### WORK TO BE COMPLETED
In the listing that follows, count each line where the word "سداد" appears; write nothing but the count.

** START OF EXTRACTED ENTRIES **

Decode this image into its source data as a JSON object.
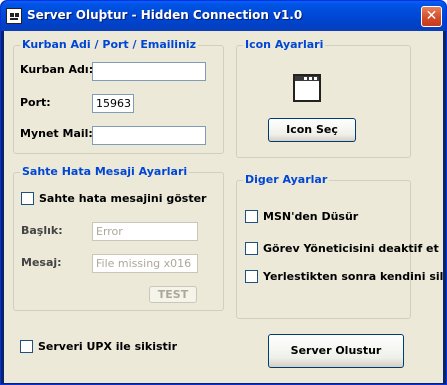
{
  "window": {
    "title": "Server Oluþtur - Hidden Connection v1.0",
    "close": "✕"
  },
  "group_account": {
    "title": "Kurban Adi / Port / Emailiniz",
    "name_label": "Kurban Adı:",
    "name_value": "",
    "port_label": "Port:",
    "port_value": "15963",
    "mail_label": "Mynet Mail:",
    "mail_value": ""
  },
  "group_icon": {
    "title": "Icon Ayarlari",
    "icon_name": "window-icon",
    "button": "Icon Seç"
  },
  "group_fake_error": {
    "title": "Sahte Hata Mesaji Ayarlari",
    "show_checkbox": "Sahte hata mesajini göster",
    "show_checked": false,
    "title_label": "Başlık:",
    "title_value": "Error",
    "message_label": "Mesaj:",
    "message_value": "File missing x016",
    "test_button": "TEST"
  },
  "group_other": {
    "title": "Diger Ayarlar",
    "options": [
      {
        "label": "MSN'den Düsür",
        "checked": false
      },
      {
        "label": "Görev Yöneticisini deaktif et",
        "checked": false
      },
      {
        "label": "Yerlestikten sonra kendini sil",
        "checked": false
      }
    ]
  },
  "footer": {
    "upx_checkbox": "Serveri UPX ile sikistir",
    "upx_checked": false,
    "create_button": "Server Olustur"
  },
  "colors": {
    "titlebar": "#0054e3",
    "group_title": "#0046d5",
    "face": "#ece9d8"
  }
}
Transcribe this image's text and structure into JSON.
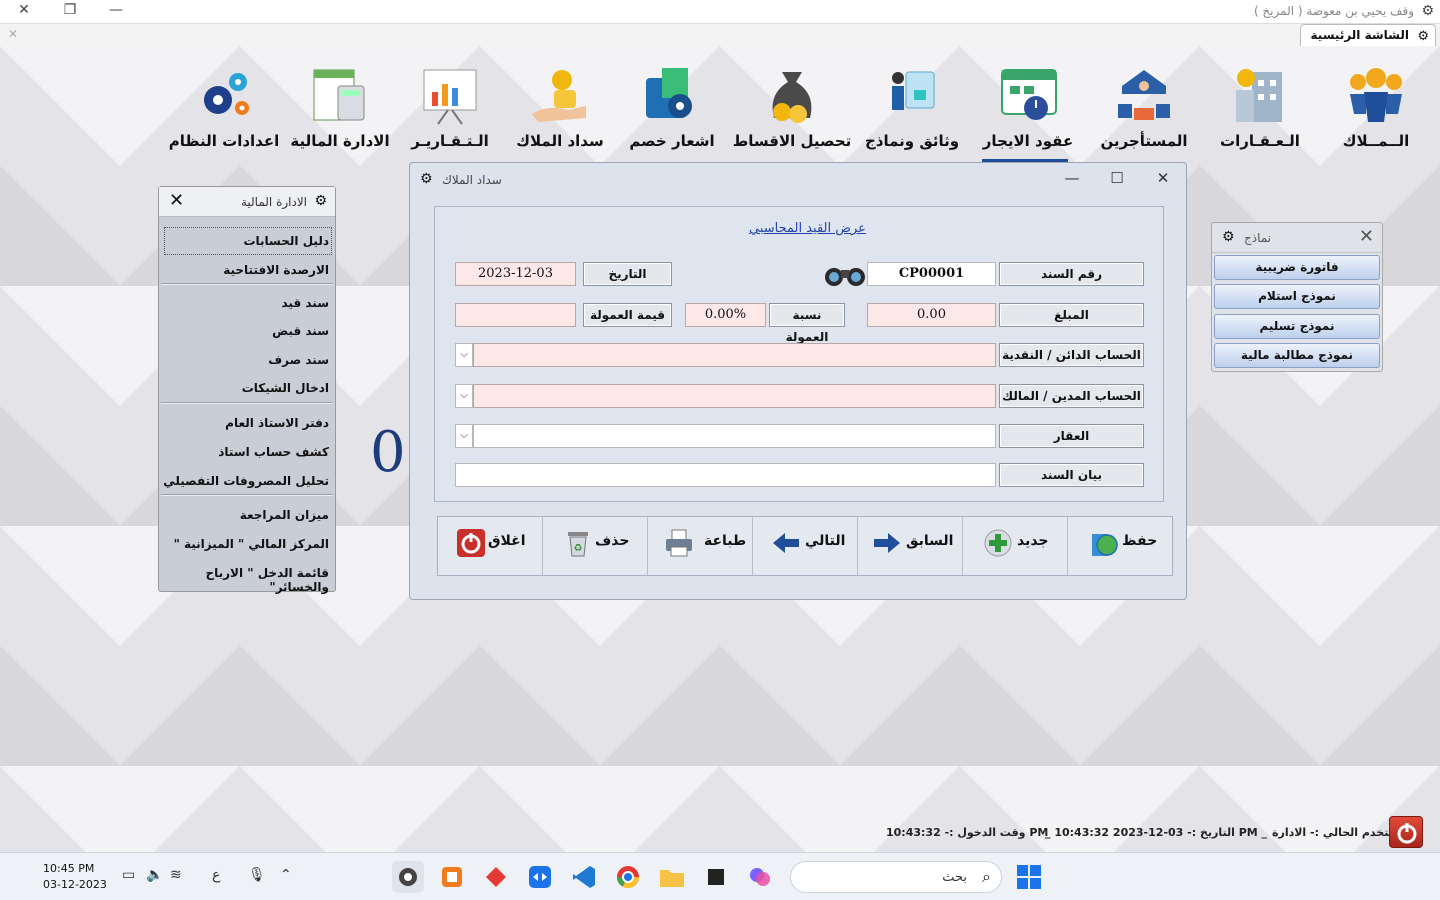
{
  "window": {
    "title": "وقف يحيي بن معوضة ( المريخ )",
    "main_tab": "الشاشة الرئيسية"
  },
  "top_menu": [
    {
      "label": "اعدادات النظام"
    },
    {
      "label": "الادارة المالية"
    },
    {
      "label": "الـتـقـاريـر"
    },
    {
      "label": "سداد الملاك"
    },
    {
      "label": "اشعار خصم"
    },
    {
      "label": "تحصيل الاقساط"
    },
    {
      "label": "وثائق ونماذج"
    },
    {
      "label": "عقود الايجار"
    },
    {
      "label": "المستأجرين"
    },
    {
      "label": "الـعـقـارات"
    },
    {
      "label": "الــمــلاك"
    }
  ],
  "fin_panel": {
    "title": "الادارة المالية",
    "items": [
      "دليل الحسابات",
      "الارصدة الافتتاحية",
      "سند قيد",
      "سند قبض",
      "سند صرف",
      "ادخال الشيكات",
      "دفتر الاستاذ العام",
      "كشف حساب استاذ",
      "تحليل المصروفات التفصيلي",
      "ميزان المراجعة",
      "المركز المالي \" الميزانية \"",
      "قائمة الدخل \" الارباح والخسائر\""
    ]
  },
  "models_panel": {
    "title": "نماذج",
    "buttons": [
      "فاتورة ضريبية",
      "نموذج استلام",
      "نموذج تسليم",
      "نموذج مطالبة مالية"
    ]
  },
  "background_number": "00",
  "dialog": {
    "title": "سداد الملاك",
    "link": "عرض القيد المحاسبي",
    "voucher_no_label": "رقم السند",
    "voucher_no": "CP00001",
    "date_label": "التاريخ",
    "date": "2023-12-03",
    "amount_label": "المبلغ",
    "amount": "0.00",
    "commission_rate_label": "نسبة العمولة",
    "commission_rate": "0.00%",
    "commission_value_label": "قيمة العمولة",
    "commission_value": "",
    "credit_account_label": "الحساب الدائن / النقدية",
    "credit_account": "",
    "debit_account_label": "الحساب المدين / المالك",
    "debit_account": "",
    "property_label": "العقار",
    "property": "",
    "statement_label": "بيان السند",
    "statement": ""
  },
  "toolbar": {
    "save": "حفظ",
    "new": "جديد",
    "previous": "السابق",
    "next": "التالي",
    "print": "طباعة",
    "delete": "حذف",
    "close": "اغلاق"
  },
  "status": {
    "current_user": "المستخدم الحالي :- الادارة",
    "date_time": "_ التاريخ :- 03-12-2023 10:43:32 PM _",
    "login_time": "وقت الدخول :- 10:43:32 PM"
  },
  "taskbar": {
    "time": "10:45 PM",
    "date": "03-12-2023",
    "lang": "ع",
    "search_placeholder": "بحث"
  },
  "colors": {
    "accent": "#1f4e9a",
    "field_pink": "#fde8e8",
    "panel_bg": "#c9cdd4"
  }
}
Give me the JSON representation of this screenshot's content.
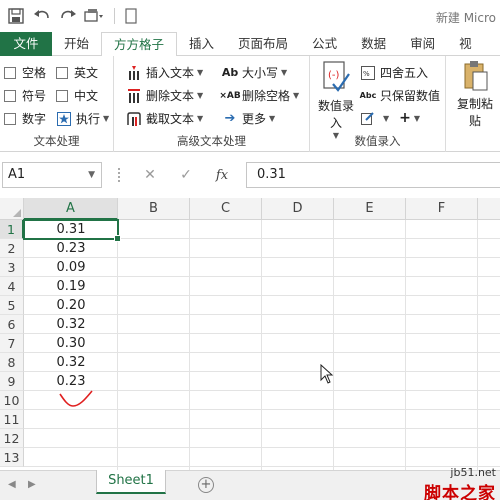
{
  "window": {
    "title": "新建 Micro"
  },
  "ribbon_tabs": [
    "文件",
    "开始",
    "方方格子",
    "插入",
    "页面布局",
    "公式",
    "数据",
    "审阅",
    "视"
  ],
  "active_tab_index": 2,
  "groups": {
    "text_processing": {
      "label": "文本处理",
      "checkboxes": [
        "空格",
        "英文",
        "符号",
        "中文",
        "数字"
      ],
      "execute_label": "执行"
    },
    "advanced_text": {
      "label": "高级文本处理",
      "items": [
        "插入文本",
        "删除文本",
        "截取文本",
        "大小写",
        "删除空格",
        "更多"
      ]
    },
    "numeric_input": {
      "label": "数值录入",
      "big_button": "数值录入",
      "items": [
        "四舍五入",
        "只保留数值"
      ]
    },
    "copy_paste": {
      "big_button": "复制粘贴"
    }
  },
  "formula_bar": {
    "name_box": "A1",
    "fx": "fx",
    "value": "0.31"
  },
  "columns": [
    "A",
    "B",
    "C",
    "D",
    "E",
    "F"
  ],
  "rows": [
    "1",
    "2",
    "3",
    "4",
    "5",
    "6",
    "7",
    "8",
    "9",
    "10",
    "11",
    "12",
    "13"
  ],
  "cells_A": [
    "0.31",
    "0.23",
    "0.09",
    "0.19",
    "0.20",
    "0.32",
    "0.30",
    "0.32",
    "0.23"
  ],
  "sheet_tabs": [
    "Sheet1"
  ],
  "watermark": {
    "line1": "jb51.net",
    "line2": "脚本之家"
  },
  "colors": {
    "accent": "#217346",
    "annotation": "#e02020"
  }
}
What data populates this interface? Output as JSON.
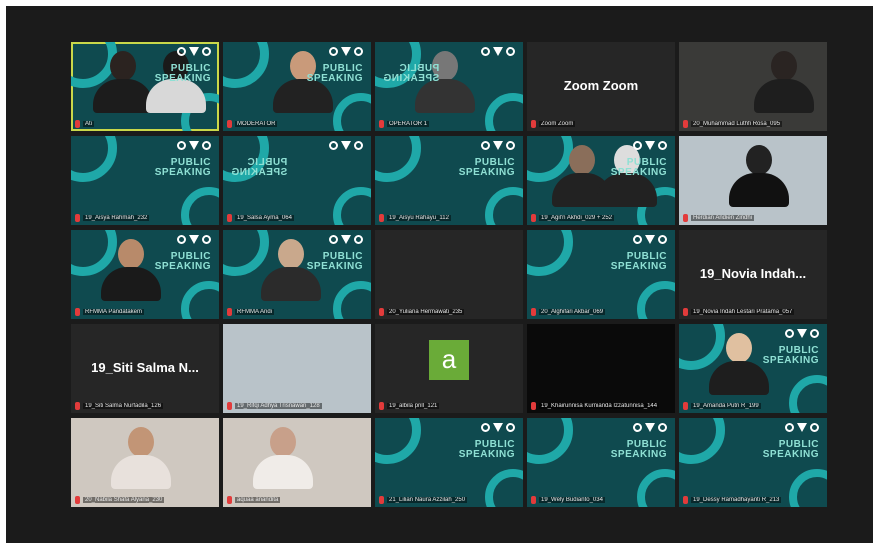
{
  "tiles": [
    {
      "name": "Ati",
      "big": "",
      "style": "brand-active"
    },
    {
      "name": "MODERATOR",
      "big": "",
      "style": "brand"
    },
    {
      "name": "OPERATOR 1",
      "big": "",
      "style": "brand-mirror"
    },
    {
      "name": "Zoom Zoom",
      "big": "Zoom Zoom",
      "style": "dark"
    },
    {
      "name": "20_Muhammad Luthfi Rosa_095",
      "big": "",
      "style": "cam-dark"
    },
    {
      "name": "19_Aisya Rahmah_232",
      "big": "",
      "style": "brand"
    },
    {
      "name": "19_Salsa Ayma_064",
      "big": "",
      "style": "brand-mirror"
    },
    {
      "name": "19_Aisyu Rahayu_112",
      "big": "",
      "style": "brand"
    },
    {
      "name": "19_Agil'n Akhdi_029 + 252",
      "big": "",
      "style": "brand"
    },
    {
      "name": "Herdian Andien Zindhi",
      "big": "",
      "style": "cam-light"
    },
    {
      "name": "RFMMA Pandatakem",
      "big": "",
      "style": "brand"
    },
    {
      "name": "RFMMA Andi",
      "big": "",
      "style": "brand"
    },
    {
      "name": "20_Yuliana Hermawati_235",
      "big": "",
      "style": "dark"
    },
    {
      "name": "20_Alghifari Akbar_069",
      "big": "",
      "style": "brand"
    },
    {
      "name": "19_Novia Indah Lestari Pratama_057",
      "big": "19_Novia Indah...",
      "style": "dark"
    },
    {
      "name": "19_Siti Salma Nurfadila_126",
      "big": "19_Siti Salma N...",
      "style": "dark"
    },
    {
      "name": "19_Rifqi Adhya Trisnawan_128",
      "big": "",
      "style": "cam-wall"
    },
    {
      "name": "19_albila prill_121",
      "big": "",
      "style": "avatar"
    },
    {
      "name": "19_Khairunnisa Kurnianda Izzatunnisa_144",
      "big": "",
      "style": "black"
    },
    {
      "name": "19_Amanda Putri R_199",
      "big": "",
      "style": "brand-photo"
    },
    {
      "name": "20_Nabila Shafa Alyana_230",
      "big": "",
      "style": "cam-warm"
    },
    {
      "name": "aquaa anandita",
      "big": "",
      "style": "cam-warm"
    },
    {
      "name": "21_Lilian Naura Azzilah_250",
      "big": "",
      "style": "brand-small"
    },
    {
      "name": "19_Wely Budianto_034",
      "big": "",
      "style": "brand"
    },
    {
      "name": "19_Dessy Ramadhayanti R_213",
      "big": "",
      "style": "brand"
    }
  ],
  "branding": {
    "line1": "PUBLIC",
    "line2": "SPEAKING"
  },
  "avatar_letter": "a",
  "colors": {
    "brand_bg": "#0f4a4f",
    "accent": "#1fa8a8",
    "active_border": "#c9d84a",
    "mic_off": "#e23b3b"
  },
  "icons": {
    "mic": "mic-off-icon"
  }
}
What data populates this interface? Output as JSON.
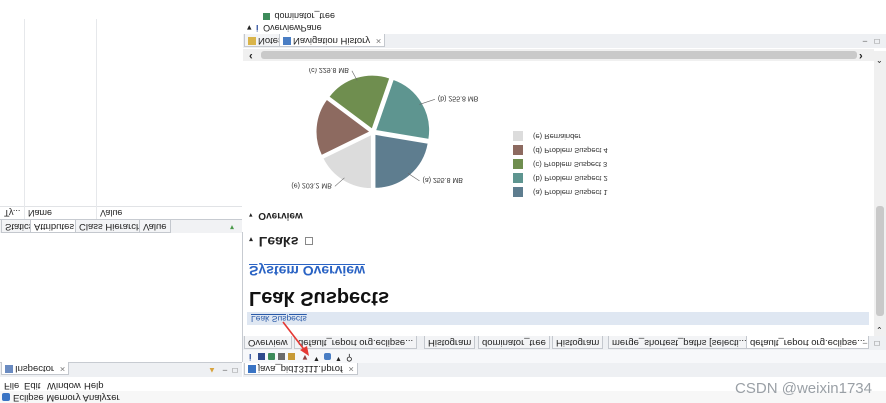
{
  "window": {
    "title": "Eclipse Memory Analyzer",
    "menu": [
      "File",
      "Edit",
      "Window",
      "Help"
    ]
  },
  "left_panel": {
    "inspector_tab": "Inspector",
    "tabs": [
      "Statics",
      "Attributes",
      "Class Hierarchy",
      "Value"
    ],
    "columns": [
      "Ty...",
      "Name",
      "Value"
    ]
  },
  "editor": {
    "file_tab": "java_pid13111.hprof",
    "subtabs": [
      "Overview",
      "default_report  org.eclipse...",
      "Histogram",
      "dominator_tree",
      "Histogram",
      "merge_shortest_paths [selecti...",
      "default_report  org.eclipse..."
    ],
    "breadcrumb": "Leak Suspects",
    "heading": "Leak Suspects",
    "subheading": "System Overview",
    "leaks_label": "Leaks",
    "overview_label": "Overview"
  },
  "bottom_panel": {
    "tabs": [
      "Notes",
      "Navigation History"
    ],
    "tree": [
      "OverviewPane",
      "dominator_tree"
    ]
  },
  "chart_data": {
    "type": "pie",
    "slices": [
      {
        "label": "(a)  Problem Suspect 1",
        "value": 255.8,
        "size_label": "(a)  255.8 MB",
        "color": "#5e7d8f"
      },
      {
        "label": "(b)  Problem Suspect 2",
        "value": 255.8,
        "size_label": "(b)  255.8 MB",
        "color": "#5e9590"
      },
      {
        "label": "(c)  Problem Suspect 3",
        "value": 229.8,
        "size_label": "(c)  229.8 MB",
        "color": "#6f8e4f"
      },
      {
        "label": "(d)  Problem Suspect 4",
        "value": 200,
        "size_label": "",
        "color": "#8d6a60"
      },
      {
        "label": "(e)  Remainder",
        "value": 203.2,
        "size_label": "(e)  203.2 MB",
        "color": "#dcdcdc"
      }
    ]
  },
  "watermark": "CSDN @weixin1734"
}
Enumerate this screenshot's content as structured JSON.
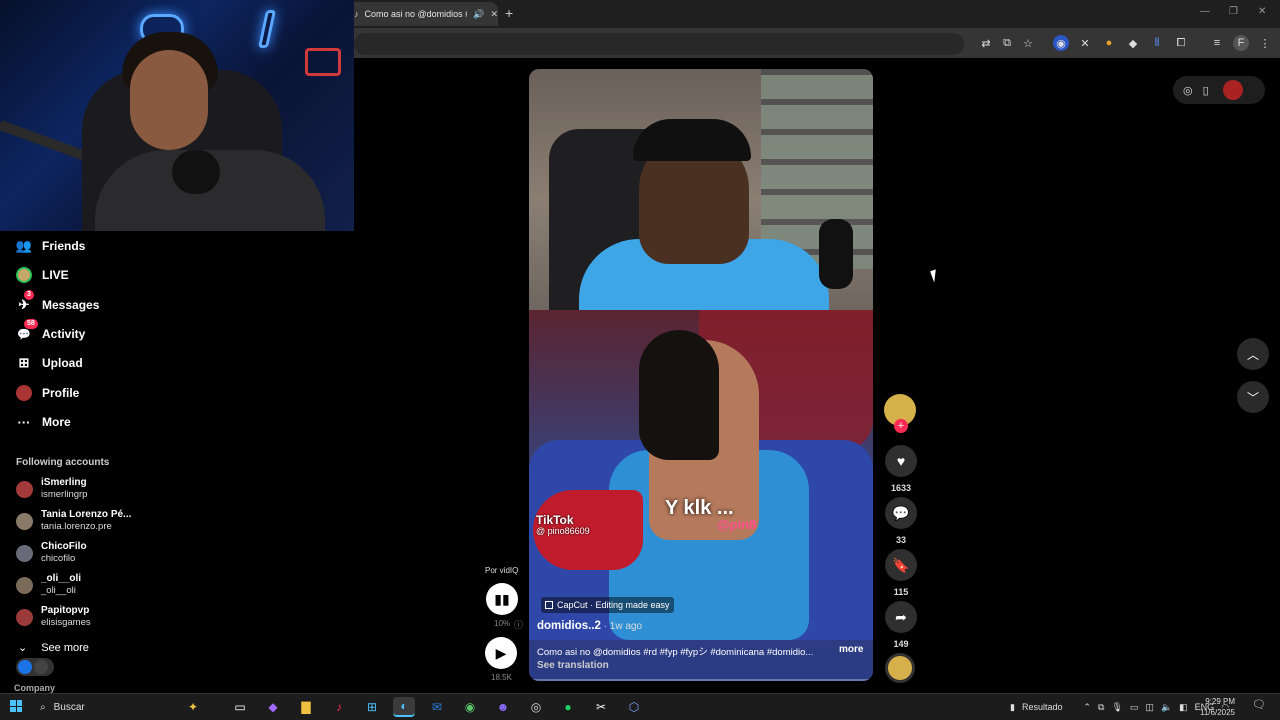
{
  "browser": {
    "tab_title": "Como asi no @domidios #",
    "new_tab": "+",
    "minimize": "—",
    "restore": "❐",
    "close": "✕"
  },
  "sidebar": {
    "items": [
      {
        "label": "Friends",
        "icon": "friends-icon",
        "glyph": "👥"
      },
      {
        "label": "LIVE",
        "icon": "live-avatar-icon"
      },
      {
        "label": "Messages",
        "icon": "messages-icon",
        "glyph": "✈",
        "badge": "3"
      },
      {
        "label": "Activity",
        "icon": "activity-icon",
        "glyph": "💬",
        "badge": "58"
      },
      {
        "label": "Upload",
        "icon": "upload-icon",
        "glyph": "⊞"
      },
      {
        "label": "Profile",
        "icon": "profile-avatar-icon"
      },
      {
        "label": "More",
        "icon": "more-icon",
        "glyph": "···"
      }
    ],
    "following_title": "Following accounts",
    "following": [
      {
        "name": "iSmerling",
        "handle": "ismerlingrp"
      },
      {
        "name": "Tania Lorenzo Pé...",
        "handle": "tania.lorenzo.pre"
      },
      {
        "name": "ChicoFilo",
        "handle": "chicofilo"
      },
      {
        "name": "_oli__oli",
        "handle": "_oli__oli"
      },
      {
        "name": "Papitopvp",
        "handle": "elisisgames"
      }
    ],
    "see_more": "See more",
    "company": "Company"
  },
  "video": {
    "watermark": "TikTok",
    "watermark_handle": "@ pino86609",
    "caption_big": "Y klk ...",
    "caption_at": "@pin8",
    "capcut": "CapCut · Editing made easy",
    "author": "domidios..2",
    "time": " · 1w ago",
    "description": "Como asi no @domidios #rd #fyp #fypシ #dominicana #domidio...",
    "more": "more",
    "see_translation": "See translation"
  },
  "vidiq": {
    "label": "Por vidIQ",
    "percent": "10%",
    "views": "18.5K",
    "info": "ⓘ"
  },
  "actions": {
    "likes": "1633",
    "comments": "33",
    "saves": "115",
    "shares": "149"
  },
  "taskbar": {
    "search": "Buscar",
    "result": "Resultado",
    "lang": "ENG",
    "time": "9:29 PM",
    "date": "11/6/2025"
  }
}
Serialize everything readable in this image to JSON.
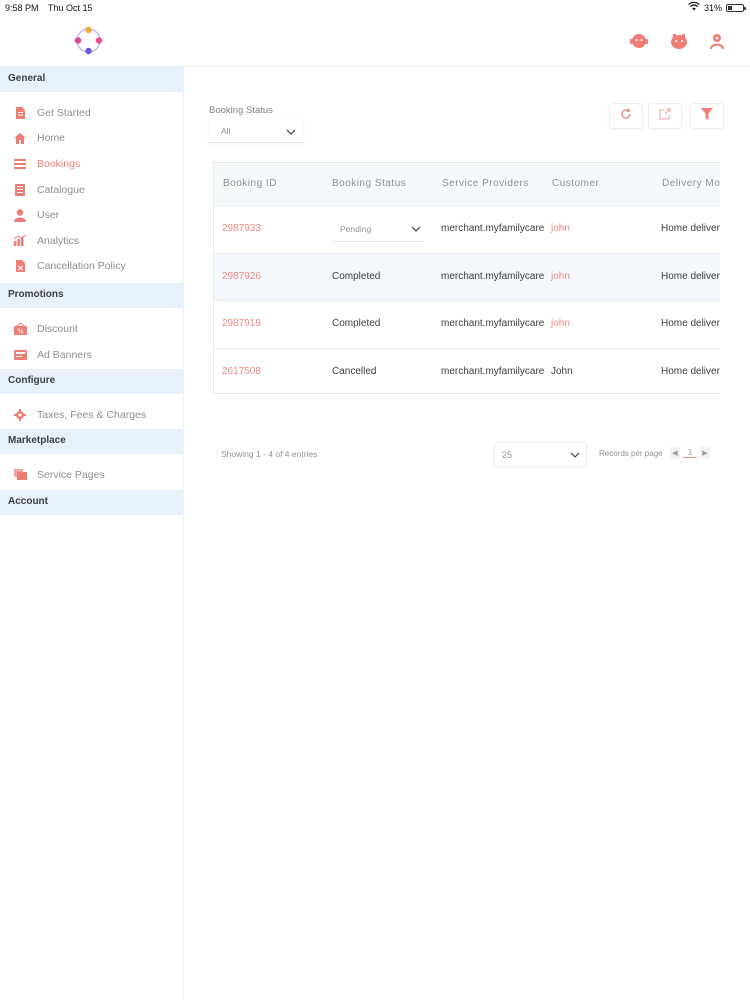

** END OF EXTRACTED ENTRIES **

### FINISHED TASK
2